Read the records below and copy each line that contains "label".

********

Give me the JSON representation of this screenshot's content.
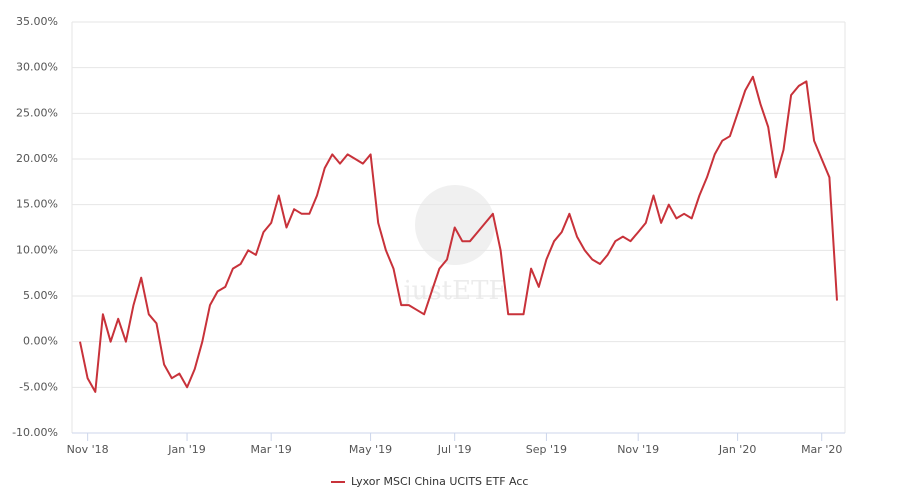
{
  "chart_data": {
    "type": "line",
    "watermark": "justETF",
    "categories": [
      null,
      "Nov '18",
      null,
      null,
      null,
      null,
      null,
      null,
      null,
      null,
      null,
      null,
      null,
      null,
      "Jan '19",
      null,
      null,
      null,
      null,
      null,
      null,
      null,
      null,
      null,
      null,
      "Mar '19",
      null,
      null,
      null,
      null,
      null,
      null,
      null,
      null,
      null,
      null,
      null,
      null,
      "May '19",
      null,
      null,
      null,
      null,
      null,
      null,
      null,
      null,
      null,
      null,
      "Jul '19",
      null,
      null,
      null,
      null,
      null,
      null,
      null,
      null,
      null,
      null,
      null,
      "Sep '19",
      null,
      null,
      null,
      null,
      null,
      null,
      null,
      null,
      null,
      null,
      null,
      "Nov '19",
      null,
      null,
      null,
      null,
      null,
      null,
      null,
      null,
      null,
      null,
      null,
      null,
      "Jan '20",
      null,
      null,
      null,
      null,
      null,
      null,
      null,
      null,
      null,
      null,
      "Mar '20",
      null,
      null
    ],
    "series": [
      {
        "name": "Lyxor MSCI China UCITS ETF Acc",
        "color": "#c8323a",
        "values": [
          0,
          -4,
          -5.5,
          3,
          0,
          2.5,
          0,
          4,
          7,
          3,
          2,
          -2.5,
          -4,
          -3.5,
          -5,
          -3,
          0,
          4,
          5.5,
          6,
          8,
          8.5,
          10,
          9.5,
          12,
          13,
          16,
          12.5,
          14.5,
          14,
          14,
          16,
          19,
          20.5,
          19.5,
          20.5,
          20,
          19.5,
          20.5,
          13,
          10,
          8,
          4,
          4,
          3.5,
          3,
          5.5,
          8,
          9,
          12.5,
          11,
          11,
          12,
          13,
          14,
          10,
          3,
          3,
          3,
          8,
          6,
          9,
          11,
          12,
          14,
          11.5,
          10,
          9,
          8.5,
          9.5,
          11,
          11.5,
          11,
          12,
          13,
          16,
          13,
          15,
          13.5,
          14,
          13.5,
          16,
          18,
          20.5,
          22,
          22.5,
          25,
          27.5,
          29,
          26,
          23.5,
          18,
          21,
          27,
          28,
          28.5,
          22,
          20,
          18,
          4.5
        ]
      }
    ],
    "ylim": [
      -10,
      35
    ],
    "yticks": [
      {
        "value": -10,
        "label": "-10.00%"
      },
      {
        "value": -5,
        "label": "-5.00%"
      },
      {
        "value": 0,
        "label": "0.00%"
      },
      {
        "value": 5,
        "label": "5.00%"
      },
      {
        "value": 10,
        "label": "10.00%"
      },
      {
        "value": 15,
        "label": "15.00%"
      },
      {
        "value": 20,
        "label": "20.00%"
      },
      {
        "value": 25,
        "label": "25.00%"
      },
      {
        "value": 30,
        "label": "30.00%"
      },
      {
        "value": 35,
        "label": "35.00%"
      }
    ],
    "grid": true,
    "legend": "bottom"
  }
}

********

Written answer:
        "label": "-10.00%"
        "label": "-5.00%"
        "label": "0.00%"
        "label": "5.00%"
        "label": "10.00%"
        "label": "15.00%"
        "label": "20.00%"
        "label": "25.00%"
        "label": "30.00%"
        "label": "35.00%"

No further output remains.